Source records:
■ ■ ■ ■ ■
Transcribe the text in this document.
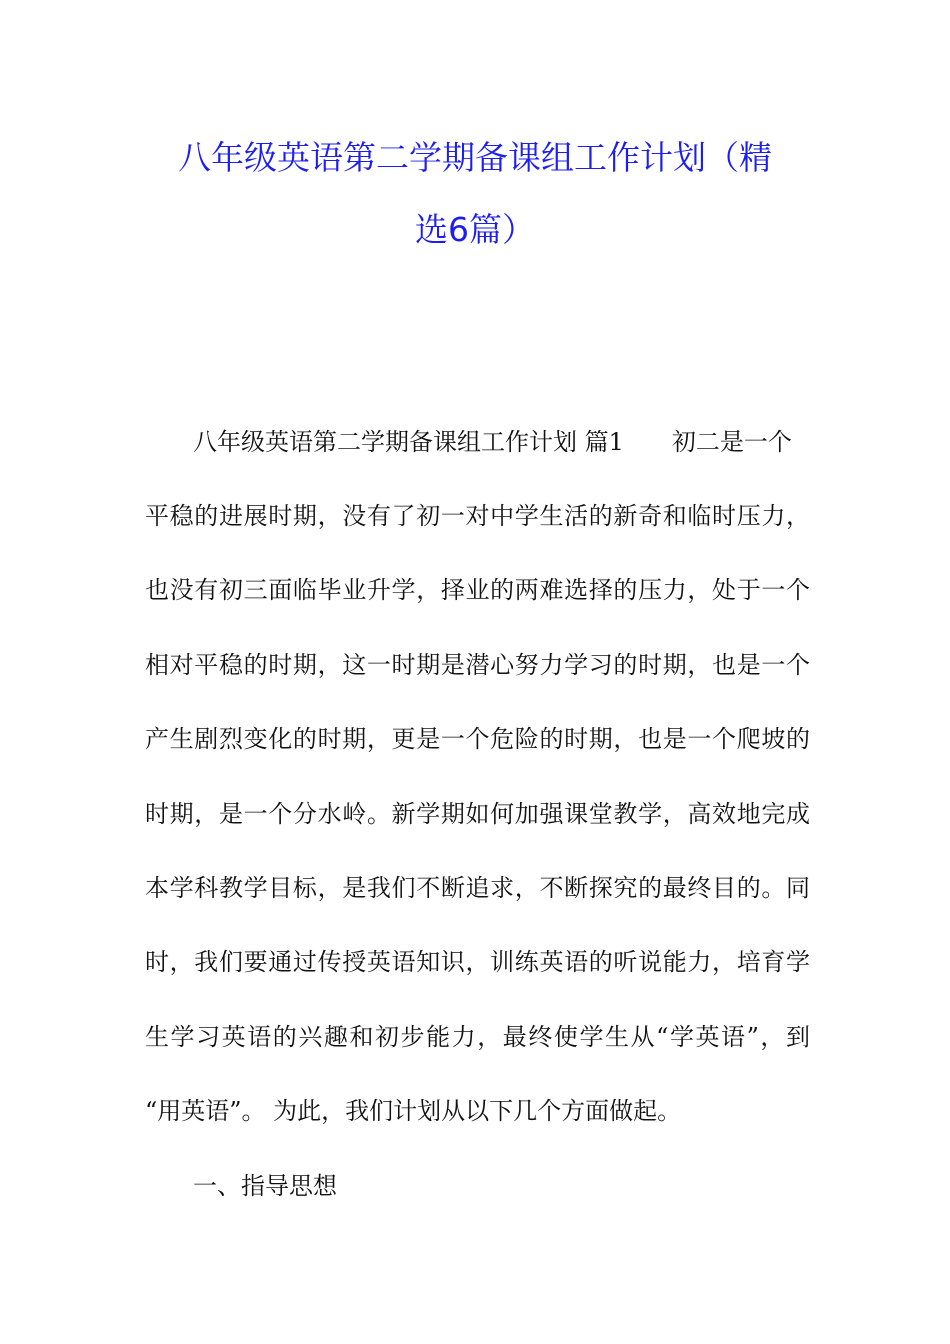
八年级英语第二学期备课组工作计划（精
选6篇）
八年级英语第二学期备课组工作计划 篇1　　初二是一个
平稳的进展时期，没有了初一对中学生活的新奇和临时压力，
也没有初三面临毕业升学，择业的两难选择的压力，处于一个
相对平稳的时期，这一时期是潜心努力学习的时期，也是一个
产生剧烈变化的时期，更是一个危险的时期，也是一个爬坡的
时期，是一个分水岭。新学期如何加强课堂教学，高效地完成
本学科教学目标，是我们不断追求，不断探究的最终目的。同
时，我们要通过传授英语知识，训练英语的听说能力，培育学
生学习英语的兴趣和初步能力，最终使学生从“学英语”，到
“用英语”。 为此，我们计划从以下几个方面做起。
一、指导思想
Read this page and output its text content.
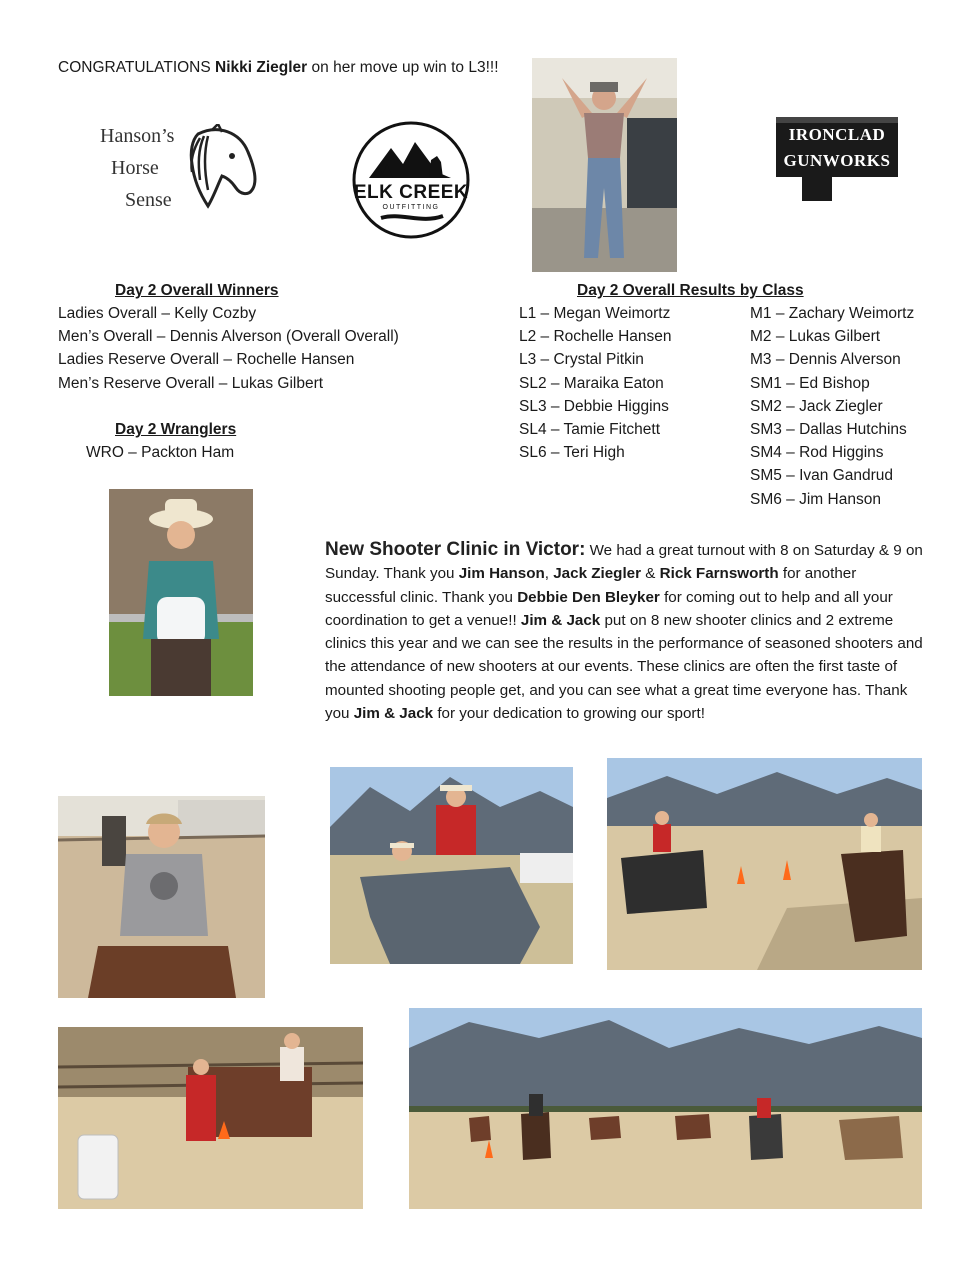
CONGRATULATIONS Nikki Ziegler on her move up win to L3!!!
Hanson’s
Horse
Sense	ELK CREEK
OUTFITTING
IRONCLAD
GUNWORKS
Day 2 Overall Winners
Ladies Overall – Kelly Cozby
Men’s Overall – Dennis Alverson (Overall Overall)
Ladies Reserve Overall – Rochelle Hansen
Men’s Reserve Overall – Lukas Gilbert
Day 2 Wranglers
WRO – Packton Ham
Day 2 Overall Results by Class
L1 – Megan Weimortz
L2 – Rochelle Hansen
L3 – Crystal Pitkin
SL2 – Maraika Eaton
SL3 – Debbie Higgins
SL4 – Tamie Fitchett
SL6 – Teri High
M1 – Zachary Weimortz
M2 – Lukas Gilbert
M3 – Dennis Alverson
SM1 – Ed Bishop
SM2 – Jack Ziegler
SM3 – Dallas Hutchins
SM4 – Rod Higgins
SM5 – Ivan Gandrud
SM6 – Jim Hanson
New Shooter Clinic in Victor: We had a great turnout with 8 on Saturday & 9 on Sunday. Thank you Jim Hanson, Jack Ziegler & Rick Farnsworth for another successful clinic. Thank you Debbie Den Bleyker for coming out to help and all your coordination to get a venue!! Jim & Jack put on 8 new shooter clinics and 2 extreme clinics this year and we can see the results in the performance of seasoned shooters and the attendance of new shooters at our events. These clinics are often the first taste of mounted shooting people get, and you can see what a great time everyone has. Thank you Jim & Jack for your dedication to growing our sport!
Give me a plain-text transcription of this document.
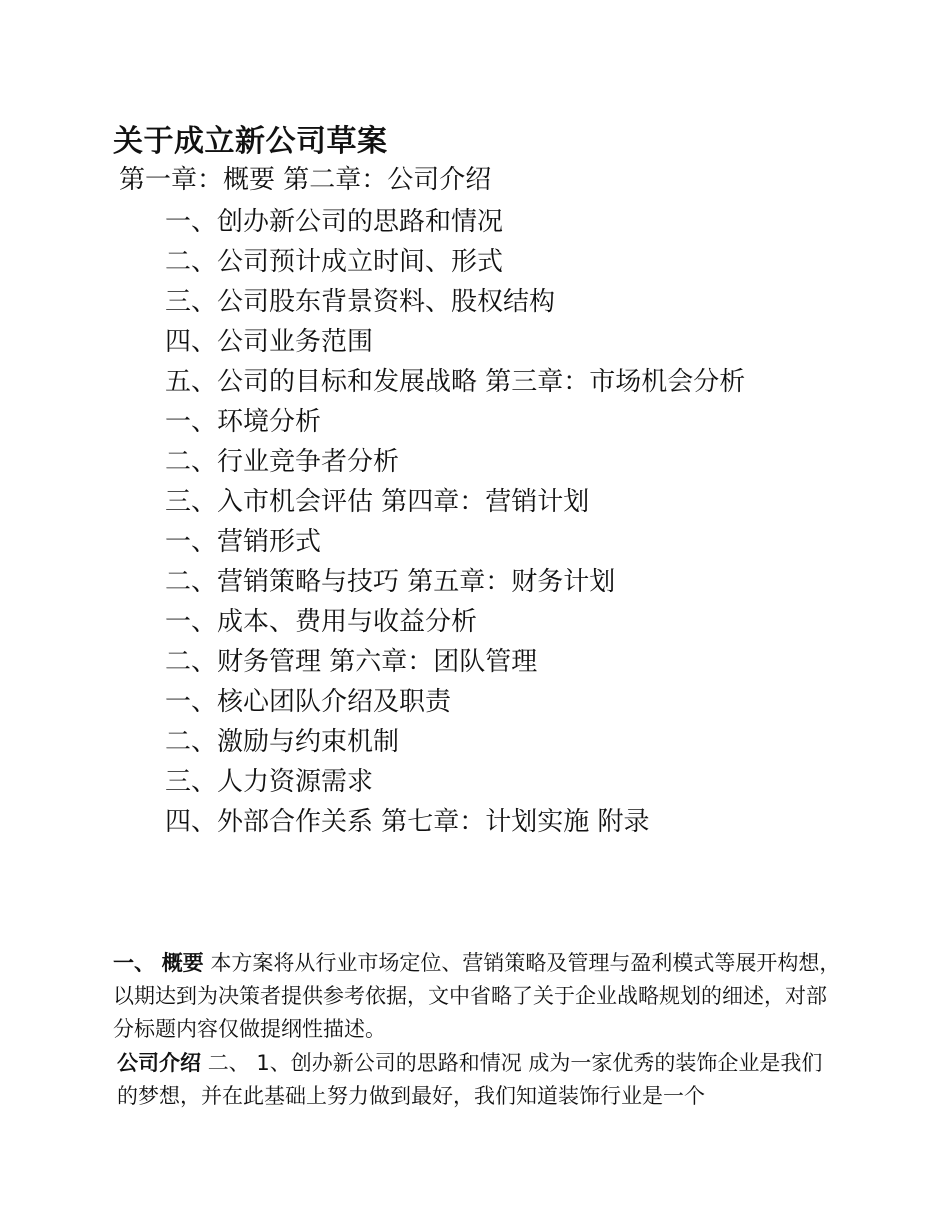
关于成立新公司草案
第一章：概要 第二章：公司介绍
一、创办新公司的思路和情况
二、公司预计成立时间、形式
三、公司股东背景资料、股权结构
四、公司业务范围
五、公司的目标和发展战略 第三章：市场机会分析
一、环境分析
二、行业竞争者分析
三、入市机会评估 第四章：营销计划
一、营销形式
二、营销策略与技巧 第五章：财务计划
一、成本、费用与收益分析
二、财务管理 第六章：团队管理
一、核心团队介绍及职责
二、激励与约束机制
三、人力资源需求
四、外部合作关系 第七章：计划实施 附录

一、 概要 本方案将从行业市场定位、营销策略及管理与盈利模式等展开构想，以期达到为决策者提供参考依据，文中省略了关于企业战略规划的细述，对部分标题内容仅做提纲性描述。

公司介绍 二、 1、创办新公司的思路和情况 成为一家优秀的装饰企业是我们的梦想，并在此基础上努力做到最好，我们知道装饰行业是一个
■ ■ ■ ■ ■
● What you are asked to do
In the listing above, locate each line with "Ziegler" and copy it.

● Solution
CONGRATULATIONS Nikki Ziegler on her move up win to L3!!!
SM2 – Jack Ziegler
New Shooter Clinic in Victor: We had a great turnout with 8 on Saturday & 9 on Sunday. Thank you Jim Hanson, Jack Ziegler & Rick Farnsworth for another successful clinic. Thank you Debbie Den Bleyker for coming out to help and all your coordination to get a venue!! Jim & Jack put on 8 new shooter clinics and 2 extreme clinics this year and we can see the results in the performance of seasoned shooters and the attendance of new shooters at our events. These clinics are often the first taste of mounted shooting people get, and you can see what a great time everyone has. Thank you Jim & Jack for your dedication to growing our sport!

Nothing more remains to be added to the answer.